══ Extracted entries ══

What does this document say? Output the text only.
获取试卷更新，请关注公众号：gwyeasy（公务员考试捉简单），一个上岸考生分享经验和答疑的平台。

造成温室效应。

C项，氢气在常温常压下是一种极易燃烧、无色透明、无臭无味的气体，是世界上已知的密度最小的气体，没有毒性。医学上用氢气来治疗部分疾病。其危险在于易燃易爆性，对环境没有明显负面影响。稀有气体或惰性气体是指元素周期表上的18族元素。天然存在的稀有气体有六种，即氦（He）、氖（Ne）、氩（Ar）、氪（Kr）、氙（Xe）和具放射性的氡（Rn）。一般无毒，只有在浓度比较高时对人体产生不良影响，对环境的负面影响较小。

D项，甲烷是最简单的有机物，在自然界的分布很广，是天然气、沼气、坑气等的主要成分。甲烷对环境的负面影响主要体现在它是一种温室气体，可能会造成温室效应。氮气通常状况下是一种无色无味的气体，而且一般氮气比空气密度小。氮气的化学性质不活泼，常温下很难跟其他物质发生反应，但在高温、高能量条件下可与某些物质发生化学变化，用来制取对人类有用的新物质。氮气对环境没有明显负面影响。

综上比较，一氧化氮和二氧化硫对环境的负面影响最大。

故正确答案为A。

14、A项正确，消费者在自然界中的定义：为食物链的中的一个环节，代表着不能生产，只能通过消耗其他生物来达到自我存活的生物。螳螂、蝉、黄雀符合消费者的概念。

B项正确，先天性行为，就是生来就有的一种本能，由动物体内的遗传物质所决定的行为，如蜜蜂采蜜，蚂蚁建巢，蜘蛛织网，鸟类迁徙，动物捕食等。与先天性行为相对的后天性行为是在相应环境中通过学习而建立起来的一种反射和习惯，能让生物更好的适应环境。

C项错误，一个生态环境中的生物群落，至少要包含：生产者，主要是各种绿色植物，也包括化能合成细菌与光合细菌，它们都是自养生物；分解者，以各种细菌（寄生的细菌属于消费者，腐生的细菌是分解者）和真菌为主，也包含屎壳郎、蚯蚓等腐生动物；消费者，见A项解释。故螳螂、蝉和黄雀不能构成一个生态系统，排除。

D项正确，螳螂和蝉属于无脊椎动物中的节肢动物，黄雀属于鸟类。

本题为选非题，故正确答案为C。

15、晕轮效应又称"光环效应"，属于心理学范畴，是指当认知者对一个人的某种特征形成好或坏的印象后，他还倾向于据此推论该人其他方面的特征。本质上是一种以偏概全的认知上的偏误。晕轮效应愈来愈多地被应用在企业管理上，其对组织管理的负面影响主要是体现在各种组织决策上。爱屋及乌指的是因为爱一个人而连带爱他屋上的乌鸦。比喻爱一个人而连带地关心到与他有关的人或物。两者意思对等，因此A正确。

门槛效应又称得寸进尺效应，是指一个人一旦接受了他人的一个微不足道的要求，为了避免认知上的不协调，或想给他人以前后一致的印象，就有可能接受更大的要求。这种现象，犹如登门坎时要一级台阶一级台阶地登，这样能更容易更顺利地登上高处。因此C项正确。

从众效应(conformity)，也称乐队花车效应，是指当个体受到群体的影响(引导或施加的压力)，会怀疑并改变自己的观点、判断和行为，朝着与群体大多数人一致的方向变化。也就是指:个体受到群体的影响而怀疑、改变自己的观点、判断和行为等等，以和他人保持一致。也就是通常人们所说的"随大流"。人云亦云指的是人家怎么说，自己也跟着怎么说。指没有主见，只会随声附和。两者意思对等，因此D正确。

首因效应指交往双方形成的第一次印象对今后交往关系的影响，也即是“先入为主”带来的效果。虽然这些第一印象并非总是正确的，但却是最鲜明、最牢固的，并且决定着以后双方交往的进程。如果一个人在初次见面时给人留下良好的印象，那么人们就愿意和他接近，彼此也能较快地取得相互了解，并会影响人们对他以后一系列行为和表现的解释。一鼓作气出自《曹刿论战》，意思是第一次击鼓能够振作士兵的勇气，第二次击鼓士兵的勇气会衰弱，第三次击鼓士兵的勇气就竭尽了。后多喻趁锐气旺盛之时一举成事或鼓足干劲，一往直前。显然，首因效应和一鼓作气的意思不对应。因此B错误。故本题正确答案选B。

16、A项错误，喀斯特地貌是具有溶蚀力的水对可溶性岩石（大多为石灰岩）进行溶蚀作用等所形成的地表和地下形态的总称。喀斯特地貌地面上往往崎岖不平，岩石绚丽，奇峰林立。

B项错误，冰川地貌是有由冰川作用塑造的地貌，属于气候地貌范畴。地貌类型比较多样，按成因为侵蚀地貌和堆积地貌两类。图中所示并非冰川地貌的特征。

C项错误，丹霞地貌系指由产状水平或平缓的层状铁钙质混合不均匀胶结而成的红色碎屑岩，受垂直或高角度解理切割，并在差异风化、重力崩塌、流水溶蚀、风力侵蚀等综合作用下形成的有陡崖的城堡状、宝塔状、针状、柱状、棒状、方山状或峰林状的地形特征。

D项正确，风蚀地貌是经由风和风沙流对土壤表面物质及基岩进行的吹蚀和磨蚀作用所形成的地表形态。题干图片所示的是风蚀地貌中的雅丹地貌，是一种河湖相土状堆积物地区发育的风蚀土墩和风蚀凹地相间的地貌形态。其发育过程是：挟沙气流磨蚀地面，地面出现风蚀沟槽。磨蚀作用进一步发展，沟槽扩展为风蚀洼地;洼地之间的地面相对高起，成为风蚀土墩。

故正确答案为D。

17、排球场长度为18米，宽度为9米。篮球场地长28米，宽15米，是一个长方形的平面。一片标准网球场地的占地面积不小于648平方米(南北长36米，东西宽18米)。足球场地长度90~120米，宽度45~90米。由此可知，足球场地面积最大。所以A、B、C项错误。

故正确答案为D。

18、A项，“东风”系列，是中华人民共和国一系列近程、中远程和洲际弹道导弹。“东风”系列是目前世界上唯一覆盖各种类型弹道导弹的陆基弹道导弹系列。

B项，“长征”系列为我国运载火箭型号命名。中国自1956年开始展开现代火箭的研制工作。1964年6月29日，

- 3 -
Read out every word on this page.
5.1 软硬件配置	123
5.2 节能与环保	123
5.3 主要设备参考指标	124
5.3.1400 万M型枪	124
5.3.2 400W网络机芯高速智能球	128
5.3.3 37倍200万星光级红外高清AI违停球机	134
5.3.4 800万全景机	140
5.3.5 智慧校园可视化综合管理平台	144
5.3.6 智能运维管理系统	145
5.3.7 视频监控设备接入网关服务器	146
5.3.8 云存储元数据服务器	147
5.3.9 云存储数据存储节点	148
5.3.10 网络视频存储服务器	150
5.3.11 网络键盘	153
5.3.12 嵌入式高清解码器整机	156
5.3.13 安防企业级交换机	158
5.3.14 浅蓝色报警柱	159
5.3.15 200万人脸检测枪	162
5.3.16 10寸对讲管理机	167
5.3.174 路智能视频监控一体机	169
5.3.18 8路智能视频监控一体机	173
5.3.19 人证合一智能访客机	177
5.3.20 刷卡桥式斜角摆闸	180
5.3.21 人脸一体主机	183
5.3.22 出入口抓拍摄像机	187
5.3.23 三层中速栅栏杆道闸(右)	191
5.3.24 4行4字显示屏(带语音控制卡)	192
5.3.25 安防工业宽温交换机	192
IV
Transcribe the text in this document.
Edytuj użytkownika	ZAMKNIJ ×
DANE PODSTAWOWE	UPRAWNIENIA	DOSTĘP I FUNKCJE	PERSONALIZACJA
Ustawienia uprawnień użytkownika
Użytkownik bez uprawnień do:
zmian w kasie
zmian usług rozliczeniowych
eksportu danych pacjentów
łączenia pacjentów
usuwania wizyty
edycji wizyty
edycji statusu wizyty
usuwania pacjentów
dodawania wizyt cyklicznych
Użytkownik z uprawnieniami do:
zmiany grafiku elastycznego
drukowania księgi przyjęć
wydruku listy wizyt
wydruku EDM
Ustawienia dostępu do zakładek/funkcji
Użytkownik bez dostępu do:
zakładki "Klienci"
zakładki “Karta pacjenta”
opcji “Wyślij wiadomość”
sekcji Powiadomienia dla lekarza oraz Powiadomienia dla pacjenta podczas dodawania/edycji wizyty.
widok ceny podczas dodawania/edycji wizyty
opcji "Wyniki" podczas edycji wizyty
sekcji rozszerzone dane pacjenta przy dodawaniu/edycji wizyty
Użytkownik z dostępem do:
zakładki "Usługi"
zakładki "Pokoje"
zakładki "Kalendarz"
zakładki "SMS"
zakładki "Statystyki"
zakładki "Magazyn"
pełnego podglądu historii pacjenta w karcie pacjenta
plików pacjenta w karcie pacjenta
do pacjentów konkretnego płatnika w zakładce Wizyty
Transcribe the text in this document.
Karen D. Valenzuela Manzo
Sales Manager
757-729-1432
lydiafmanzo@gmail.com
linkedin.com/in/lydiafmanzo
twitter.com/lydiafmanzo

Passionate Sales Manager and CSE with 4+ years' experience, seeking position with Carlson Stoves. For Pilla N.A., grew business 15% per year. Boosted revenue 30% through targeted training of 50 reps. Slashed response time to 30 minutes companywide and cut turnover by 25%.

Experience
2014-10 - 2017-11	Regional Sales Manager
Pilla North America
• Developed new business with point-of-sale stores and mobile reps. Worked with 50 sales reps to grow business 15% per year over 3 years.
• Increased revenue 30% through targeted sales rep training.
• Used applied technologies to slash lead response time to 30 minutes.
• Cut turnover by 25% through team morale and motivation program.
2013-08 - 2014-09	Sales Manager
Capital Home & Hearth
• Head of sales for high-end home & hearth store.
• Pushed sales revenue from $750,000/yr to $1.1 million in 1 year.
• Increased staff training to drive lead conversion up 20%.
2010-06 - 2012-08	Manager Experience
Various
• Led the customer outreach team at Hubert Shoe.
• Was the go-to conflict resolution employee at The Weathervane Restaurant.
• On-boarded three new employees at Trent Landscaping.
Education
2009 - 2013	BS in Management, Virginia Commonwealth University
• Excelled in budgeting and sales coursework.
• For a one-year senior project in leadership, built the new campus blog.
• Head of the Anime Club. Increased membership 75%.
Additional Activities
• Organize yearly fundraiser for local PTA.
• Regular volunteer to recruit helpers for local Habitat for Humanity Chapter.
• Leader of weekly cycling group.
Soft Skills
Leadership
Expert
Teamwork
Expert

═══

* [Exercise instructions]:
Extract all lines that hold the word "Pilla".

* [Finished task]:
Passionate Sales Manager and CSE with 4+ years' experience, seeking position with Carlson Stoves. For Pilla N.A., grew business 15% per year. Boosted revenue 30% through targeted training of 50 reps. Slashed response time to 30 minutes companywide and cut turnover by 25%.
Pilla North America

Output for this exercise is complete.